▶ **TO DO**:
Determine how many of the lines below include "JSON", then respond with that number and no other text.

*** Opening DATA RECORDS ***

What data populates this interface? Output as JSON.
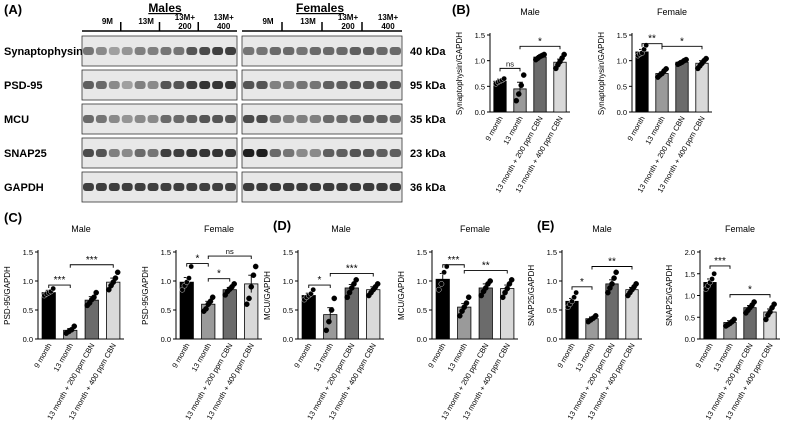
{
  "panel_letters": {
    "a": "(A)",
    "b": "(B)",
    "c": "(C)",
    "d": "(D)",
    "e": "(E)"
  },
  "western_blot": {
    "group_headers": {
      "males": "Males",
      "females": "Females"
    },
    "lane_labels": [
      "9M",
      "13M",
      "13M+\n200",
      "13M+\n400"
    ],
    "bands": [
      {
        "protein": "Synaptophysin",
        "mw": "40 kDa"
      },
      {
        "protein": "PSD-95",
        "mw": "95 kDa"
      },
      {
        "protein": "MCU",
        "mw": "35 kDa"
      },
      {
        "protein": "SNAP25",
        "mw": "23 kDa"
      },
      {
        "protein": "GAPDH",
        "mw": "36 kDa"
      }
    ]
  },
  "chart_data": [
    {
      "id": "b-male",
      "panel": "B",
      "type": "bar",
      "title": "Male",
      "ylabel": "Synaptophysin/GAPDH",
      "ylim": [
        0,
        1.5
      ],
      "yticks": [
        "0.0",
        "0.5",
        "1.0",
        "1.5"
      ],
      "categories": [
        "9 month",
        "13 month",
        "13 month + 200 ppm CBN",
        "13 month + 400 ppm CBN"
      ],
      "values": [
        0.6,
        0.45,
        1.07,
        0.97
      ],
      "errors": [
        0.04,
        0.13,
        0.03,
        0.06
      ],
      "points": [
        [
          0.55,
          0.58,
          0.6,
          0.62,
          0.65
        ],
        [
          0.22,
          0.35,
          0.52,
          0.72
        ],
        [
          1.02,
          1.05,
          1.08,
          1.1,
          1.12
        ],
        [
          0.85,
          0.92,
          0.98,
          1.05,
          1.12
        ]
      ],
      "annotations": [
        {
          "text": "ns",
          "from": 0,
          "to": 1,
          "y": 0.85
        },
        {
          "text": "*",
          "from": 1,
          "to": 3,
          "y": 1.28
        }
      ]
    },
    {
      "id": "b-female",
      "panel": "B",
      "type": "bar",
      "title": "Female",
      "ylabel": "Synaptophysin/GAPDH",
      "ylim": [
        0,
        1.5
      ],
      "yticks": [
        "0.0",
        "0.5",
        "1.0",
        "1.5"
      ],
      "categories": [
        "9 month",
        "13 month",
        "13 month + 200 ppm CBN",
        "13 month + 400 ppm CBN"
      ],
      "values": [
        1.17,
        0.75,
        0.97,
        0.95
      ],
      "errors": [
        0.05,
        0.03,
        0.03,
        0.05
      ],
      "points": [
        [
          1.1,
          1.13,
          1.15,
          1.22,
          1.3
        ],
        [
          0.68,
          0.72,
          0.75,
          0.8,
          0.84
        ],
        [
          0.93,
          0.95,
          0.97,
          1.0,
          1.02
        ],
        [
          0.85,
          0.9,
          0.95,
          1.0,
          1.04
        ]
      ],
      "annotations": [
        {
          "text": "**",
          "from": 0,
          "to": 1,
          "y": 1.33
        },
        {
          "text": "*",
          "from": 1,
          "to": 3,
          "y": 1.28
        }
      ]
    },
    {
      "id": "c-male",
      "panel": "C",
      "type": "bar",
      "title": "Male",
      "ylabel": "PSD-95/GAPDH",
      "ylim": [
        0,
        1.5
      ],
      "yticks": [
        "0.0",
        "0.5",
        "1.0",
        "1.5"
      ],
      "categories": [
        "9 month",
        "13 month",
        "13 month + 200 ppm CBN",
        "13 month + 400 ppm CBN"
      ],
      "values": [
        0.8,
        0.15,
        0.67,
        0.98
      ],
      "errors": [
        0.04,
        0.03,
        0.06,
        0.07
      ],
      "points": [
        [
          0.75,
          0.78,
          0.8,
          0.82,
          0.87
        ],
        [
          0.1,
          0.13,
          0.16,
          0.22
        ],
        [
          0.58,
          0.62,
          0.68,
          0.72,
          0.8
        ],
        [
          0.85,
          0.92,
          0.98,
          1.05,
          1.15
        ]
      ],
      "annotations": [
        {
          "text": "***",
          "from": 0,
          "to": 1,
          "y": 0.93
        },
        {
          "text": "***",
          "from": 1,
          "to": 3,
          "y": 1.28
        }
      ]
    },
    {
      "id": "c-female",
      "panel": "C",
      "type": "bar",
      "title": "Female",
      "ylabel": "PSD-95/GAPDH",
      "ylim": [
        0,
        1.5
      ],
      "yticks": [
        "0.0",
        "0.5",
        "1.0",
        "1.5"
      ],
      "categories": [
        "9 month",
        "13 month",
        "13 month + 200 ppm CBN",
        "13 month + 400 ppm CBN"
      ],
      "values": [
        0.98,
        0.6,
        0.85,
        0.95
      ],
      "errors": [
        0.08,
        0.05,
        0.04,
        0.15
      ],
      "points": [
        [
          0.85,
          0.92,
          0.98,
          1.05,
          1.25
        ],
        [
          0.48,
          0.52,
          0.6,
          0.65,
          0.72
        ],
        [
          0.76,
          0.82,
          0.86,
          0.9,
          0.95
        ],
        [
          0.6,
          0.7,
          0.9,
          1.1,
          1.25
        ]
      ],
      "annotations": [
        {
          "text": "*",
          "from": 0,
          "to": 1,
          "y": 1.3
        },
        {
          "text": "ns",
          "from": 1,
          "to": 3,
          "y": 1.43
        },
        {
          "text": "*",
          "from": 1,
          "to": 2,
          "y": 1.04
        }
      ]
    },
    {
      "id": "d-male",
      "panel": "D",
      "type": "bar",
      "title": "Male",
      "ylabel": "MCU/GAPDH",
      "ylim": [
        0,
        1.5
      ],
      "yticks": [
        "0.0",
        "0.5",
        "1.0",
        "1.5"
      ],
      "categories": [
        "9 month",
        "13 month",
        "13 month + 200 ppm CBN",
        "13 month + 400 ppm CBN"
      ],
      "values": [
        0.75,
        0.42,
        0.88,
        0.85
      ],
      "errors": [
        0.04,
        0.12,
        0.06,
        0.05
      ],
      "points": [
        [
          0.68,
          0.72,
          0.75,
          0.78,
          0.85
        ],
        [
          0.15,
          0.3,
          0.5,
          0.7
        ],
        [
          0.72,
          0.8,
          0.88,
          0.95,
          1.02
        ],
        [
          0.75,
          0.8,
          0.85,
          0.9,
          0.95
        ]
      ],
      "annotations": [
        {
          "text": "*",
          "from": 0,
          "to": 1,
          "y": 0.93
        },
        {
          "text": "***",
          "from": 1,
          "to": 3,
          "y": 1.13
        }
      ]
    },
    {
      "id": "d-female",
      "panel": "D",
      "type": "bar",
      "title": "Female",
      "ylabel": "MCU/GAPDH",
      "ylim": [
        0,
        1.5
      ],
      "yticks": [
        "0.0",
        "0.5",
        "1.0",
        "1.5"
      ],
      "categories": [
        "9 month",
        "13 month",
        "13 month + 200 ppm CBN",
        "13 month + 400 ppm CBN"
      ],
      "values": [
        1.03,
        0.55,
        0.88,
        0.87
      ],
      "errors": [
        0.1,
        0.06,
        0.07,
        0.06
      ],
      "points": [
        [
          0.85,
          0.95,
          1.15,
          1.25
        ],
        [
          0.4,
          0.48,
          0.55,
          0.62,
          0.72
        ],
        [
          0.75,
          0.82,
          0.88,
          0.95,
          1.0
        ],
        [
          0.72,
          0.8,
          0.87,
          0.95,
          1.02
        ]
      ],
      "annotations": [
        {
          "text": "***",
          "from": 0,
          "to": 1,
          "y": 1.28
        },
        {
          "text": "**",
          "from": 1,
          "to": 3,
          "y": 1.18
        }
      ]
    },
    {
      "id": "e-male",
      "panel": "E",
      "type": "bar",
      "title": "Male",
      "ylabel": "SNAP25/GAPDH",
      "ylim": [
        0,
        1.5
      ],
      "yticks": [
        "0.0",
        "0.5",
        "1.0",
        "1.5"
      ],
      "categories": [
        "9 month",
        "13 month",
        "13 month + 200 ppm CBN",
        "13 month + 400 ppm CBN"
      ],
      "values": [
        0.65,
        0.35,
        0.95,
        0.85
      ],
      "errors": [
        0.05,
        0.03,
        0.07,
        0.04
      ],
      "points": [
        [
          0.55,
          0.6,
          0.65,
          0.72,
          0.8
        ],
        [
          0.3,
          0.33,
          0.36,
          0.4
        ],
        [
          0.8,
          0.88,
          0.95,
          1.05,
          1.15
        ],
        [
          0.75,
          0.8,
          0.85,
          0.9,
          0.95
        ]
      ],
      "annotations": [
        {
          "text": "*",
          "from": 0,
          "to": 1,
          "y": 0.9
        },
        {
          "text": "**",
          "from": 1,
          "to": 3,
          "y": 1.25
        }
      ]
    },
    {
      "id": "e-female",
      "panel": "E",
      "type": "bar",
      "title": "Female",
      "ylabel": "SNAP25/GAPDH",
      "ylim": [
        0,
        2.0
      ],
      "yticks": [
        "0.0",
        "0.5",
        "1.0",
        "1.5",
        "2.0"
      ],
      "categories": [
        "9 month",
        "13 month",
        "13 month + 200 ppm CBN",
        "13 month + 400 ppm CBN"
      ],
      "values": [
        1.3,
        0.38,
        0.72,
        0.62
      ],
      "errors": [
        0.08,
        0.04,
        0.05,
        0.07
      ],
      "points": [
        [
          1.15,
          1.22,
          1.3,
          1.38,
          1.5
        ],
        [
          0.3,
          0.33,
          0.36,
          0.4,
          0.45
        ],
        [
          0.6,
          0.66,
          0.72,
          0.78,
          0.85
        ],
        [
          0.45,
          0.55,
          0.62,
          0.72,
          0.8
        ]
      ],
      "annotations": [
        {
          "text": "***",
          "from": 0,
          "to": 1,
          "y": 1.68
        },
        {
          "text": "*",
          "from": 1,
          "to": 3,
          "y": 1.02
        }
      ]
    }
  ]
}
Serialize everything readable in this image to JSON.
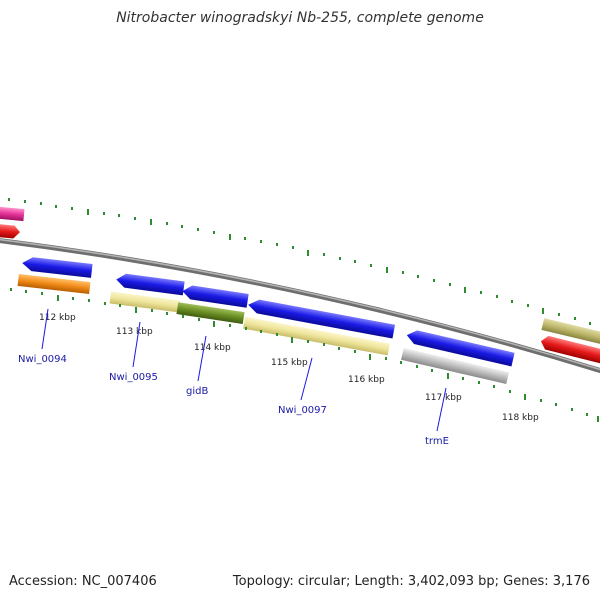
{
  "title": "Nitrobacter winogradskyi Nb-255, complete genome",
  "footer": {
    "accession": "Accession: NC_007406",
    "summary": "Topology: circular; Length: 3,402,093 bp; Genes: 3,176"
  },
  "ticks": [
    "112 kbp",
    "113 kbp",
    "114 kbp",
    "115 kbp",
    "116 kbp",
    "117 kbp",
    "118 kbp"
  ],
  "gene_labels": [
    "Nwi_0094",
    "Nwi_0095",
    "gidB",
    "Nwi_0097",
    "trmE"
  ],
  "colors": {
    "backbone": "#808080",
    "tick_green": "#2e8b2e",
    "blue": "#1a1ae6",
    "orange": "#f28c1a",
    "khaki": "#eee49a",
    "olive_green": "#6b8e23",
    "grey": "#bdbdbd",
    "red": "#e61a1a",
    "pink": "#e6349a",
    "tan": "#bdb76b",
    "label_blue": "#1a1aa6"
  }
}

*** Closing DATA RECORDS ***

▶ **OUTPUT FOR THIS TASK**:
2